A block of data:
++++++++++++++++++++

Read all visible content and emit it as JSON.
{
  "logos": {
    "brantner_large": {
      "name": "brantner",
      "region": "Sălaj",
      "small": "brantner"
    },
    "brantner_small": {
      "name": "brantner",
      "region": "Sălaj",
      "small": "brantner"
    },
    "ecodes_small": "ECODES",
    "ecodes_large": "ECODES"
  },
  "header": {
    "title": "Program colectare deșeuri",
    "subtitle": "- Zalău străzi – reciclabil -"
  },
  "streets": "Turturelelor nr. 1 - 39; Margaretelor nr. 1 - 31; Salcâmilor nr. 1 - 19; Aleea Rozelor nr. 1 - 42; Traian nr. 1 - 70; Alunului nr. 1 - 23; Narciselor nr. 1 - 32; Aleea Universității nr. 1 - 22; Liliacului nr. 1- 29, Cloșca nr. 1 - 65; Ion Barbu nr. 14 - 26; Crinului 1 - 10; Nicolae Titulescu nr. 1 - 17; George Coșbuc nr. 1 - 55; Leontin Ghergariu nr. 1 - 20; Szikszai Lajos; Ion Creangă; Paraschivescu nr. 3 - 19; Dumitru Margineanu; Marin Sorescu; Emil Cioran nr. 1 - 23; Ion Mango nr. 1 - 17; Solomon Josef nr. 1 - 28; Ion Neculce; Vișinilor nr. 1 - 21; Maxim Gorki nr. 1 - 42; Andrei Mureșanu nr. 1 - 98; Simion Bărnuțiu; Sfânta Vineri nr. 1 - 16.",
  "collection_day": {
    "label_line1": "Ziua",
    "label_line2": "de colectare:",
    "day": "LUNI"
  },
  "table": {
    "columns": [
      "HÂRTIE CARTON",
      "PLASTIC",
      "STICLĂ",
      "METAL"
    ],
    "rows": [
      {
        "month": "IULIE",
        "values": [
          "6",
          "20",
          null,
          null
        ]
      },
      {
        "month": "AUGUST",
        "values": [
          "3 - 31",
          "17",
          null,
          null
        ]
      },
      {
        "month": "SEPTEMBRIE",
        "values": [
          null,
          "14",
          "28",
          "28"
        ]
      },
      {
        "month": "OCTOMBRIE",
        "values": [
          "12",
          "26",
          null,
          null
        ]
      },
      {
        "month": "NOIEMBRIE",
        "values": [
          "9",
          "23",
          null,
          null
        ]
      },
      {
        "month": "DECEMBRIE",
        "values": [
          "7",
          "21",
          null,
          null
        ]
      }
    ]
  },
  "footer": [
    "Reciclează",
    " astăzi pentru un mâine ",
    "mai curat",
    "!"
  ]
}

++++++++++++++++++++

** AIM OF THE EXERCISE **
State how many lines hold the word "colectare". The number is the whole answer.

** IN RESPONSE **
2